Check each line of the material. Copy those containing "познании".
═══
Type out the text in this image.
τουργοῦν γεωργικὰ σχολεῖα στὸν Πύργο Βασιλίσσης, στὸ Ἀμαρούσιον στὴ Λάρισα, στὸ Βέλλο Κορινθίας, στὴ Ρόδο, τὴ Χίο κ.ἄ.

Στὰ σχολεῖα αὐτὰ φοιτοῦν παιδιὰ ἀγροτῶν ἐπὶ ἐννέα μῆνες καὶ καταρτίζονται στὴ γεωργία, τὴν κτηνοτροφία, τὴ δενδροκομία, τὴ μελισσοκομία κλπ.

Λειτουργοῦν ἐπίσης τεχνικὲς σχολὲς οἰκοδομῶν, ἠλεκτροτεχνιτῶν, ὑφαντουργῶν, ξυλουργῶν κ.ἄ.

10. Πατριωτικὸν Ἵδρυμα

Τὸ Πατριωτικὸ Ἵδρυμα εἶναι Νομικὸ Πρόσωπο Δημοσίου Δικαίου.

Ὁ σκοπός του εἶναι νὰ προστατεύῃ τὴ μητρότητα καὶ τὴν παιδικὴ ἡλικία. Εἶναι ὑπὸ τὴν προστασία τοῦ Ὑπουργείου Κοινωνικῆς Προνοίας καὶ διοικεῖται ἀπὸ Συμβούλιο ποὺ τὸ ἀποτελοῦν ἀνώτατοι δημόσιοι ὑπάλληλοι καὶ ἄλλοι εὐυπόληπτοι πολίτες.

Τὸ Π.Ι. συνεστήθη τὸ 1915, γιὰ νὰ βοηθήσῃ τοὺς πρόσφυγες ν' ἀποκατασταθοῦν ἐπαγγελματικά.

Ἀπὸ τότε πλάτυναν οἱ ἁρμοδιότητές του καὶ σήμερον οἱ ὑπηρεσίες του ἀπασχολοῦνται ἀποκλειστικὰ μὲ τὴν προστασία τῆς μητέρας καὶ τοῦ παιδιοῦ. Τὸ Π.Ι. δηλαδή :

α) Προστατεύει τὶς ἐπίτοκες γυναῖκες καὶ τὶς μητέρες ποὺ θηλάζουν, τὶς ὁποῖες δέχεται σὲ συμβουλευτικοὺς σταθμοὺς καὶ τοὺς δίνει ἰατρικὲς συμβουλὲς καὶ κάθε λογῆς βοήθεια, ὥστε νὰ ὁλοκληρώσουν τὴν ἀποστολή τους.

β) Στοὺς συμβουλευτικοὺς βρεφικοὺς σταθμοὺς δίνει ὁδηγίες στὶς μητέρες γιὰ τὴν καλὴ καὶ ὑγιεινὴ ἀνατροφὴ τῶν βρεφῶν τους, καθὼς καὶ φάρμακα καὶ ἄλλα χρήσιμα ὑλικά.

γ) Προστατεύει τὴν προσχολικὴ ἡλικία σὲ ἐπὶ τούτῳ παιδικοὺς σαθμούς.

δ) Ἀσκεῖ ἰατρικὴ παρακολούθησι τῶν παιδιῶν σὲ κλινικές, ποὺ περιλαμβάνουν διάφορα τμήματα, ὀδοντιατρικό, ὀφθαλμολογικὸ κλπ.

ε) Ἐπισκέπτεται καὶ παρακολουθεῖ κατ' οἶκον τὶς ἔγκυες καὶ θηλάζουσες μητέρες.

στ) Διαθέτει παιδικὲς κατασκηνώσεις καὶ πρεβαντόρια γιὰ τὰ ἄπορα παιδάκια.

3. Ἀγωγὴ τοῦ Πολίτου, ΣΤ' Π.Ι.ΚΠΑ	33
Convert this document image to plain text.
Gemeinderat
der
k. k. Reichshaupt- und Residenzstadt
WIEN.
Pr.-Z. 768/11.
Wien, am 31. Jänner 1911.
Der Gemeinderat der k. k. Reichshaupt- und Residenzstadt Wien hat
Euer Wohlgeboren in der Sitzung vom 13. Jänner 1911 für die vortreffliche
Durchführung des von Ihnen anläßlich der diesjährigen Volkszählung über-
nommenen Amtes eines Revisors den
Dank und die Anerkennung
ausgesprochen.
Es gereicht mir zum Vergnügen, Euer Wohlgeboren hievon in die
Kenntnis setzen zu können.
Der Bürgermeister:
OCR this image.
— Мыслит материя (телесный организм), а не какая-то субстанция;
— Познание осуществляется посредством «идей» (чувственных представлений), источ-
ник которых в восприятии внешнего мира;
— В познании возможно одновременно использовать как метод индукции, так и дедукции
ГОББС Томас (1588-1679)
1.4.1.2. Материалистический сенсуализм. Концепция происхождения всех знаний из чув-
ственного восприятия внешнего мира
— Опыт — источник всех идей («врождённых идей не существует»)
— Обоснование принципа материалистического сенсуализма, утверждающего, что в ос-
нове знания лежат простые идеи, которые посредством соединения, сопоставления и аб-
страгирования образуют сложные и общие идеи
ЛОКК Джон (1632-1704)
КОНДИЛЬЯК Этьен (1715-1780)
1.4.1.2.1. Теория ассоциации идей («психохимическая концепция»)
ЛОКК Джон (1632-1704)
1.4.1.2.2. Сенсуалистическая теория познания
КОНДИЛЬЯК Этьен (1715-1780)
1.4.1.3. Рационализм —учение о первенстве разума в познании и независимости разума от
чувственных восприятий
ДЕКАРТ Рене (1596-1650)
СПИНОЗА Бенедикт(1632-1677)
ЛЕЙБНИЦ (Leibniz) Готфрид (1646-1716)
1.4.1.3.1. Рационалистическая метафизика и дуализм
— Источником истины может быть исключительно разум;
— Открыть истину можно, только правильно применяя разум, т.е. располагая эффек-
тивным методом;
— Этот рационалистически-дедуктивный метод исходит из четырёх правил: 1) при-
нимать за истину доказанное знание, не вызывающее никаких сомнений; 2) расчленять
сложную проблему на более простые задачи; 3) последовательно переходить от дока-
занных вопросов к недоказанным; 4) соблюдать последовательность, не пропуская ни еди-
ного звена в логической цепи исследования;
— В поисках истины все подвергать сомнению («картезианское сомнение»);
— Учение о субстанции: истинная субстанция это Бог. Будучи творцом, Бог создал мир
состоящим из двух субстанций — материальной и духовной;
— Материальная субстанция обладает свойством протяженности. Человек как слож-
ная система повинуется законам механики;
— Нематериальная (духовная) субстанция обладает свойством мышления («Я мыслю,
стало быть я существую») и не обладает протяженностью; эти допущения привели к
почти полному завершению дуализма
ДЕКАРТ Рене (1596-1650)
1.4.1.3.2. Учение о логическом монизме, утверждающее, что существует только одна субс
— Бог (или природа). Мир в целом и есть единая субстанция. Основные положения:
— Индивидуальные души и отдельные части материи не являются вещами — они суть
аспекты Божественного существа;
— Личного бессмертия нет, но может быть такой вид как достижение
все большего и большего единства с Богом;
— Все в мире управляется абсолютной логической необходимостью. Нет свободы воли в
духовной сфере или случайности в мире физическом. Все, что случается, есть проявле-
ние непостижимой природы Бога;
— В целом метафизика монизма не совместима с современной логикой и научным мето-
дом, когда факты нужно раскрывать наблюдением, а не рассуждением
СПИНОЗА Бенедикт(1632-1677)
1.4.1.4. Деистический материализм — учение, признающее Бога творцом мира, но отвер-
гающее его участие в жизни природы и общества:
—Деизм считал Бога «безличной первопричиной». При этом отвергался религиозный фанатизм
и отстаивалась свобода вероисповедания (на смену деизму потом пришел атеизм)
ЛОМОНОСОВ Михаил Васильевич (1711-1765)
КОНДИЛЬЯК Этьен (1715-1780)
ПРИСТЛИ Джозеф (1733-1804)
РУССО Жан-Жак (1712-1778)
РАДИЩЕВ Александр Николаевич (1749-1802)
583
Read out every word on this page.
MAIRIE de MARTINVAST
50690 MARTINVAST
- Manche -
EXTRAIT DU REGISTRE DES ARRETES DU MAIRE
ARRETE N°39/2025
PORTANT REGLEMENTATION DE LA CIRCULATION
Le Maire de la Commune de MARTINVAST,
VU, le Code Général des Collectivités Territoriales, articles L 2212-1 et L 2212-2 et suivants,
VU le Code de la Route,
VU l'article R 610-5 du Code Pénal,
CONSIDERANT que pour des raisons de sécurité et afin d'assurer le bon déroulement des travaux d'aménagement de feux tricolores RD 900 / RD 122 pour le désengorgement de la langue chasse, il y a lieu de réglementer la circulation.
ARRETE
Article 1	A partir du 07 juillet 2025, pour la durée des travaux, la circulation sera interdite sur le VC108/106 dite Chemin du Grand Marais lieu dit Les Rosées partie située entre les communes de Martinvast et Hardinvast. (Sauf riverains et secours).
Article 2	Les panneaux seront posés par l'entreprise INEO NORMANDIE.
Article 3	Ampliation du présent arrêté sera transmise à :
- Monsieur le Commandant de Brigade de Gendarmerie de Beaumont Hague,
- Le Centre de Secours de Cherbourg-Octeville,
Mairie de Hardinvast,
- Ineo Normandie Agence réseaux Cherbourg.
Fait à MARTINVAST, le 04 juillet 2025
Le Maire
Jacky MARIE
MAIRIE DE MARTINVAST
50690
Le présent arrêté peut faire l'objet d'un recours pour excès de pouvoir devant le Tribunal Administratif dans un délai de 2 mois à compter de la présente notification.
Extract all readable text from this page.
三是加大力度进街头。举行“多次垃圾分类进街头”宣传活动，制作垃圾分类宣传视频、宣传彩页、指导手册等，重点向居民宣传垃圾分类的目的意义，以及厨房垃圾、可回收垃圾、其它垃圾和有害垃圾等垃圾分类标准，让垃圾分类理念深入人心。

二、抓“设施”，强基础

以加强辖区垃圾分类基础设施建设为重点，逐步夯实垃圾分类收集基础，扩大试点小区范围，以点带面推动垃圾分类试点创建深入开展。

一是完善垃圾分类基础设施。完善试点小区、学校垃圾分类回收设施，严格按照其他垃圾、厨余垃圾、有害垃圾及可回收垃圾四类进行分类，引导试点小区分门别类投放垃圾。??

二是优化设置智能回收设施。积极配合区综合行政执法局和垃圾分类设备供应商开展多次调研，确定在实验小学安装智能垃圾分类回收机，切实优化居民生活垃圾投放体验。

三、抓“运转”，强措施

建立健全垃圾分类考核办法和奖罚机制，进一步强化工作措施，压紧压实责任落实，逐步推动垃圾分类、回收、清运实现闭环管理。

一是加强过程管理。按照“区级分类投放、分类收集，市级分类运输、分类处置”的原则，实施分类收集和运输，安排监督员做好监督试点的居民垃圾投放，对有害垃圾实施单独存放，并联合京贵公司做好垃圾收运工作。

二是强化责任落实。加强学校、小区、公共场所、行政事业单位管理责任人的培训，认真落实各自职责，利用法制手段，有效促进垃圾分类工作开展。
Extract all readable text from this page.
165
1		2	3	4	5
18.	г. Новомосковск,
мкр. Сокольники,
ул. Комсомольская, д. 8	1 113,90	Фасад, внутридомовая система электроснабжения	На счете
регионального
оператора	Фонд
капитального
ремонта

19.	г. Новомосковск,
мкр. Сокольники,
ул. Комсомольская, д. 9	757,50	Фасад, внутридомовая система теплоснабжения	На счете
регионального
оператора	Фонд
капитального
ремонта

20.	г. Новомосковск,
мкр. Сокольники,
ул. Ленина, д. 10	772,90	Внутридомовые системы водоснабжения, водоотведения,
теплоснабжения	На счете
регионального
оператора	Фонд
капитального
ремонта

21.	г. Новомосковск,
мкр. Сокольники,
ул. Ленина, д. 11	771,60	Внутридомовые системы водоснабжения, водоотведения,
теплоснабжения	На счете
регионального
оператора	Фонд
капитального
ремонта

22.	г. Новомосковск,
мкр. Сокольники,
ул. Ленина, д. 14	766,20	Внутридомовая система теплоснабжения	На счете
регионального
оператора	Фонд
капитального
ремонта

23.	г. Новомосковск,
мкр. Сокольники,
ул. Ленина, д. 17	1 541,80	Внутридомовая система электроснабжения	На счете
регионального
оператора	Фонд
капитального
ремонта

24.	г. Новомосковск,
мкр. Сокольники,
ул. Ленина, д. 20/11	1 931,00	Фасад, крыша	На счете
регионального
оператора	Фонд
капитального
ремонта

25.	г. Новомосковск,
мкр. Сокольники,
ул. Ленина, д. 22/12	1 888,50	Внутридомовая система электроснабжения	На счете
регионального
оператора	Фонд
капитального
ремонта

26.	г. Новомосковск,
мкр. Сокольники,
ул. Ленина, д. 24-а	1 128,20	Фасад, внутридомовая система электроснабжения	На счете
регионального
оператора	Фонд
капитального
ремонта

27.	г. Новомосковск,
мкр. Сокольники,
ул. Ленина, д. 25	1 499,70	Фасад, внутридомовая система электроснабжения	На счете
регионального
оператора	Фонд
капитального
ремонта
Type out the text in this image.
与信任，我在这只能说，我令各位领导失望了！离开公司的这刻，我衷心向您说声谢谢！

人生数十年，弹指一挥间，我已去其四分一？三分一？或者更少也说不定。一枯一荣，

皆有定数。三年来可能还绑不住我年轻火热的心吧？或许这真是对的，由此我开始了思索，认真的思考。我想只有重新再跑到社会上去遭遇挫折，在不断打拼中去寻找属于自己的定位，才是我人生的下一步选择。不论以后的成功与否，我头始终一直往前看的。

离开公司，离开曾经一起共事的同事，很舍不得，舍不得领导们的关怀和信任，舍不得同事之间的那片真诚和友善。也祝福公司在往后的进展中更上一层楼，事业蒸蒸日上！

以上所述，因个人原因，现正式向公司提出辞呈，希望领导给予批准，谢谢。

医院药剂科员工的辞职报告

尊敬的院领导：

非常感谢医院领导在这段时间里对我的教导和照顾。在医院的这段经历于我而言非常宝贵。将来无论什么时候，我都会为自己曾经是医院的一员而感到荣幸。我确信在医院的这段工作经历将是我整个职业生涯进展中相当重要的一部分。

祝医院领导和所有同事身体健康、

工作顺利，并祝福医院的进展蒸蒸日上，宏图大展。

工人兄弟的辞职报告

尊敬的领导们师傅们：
═══
Finished task:
— В познании возможно одновременно использовать как метод индукции, так и дедукции
1.4.1.3. Рационализм —учение о первенстве разума в познании и независимости разума от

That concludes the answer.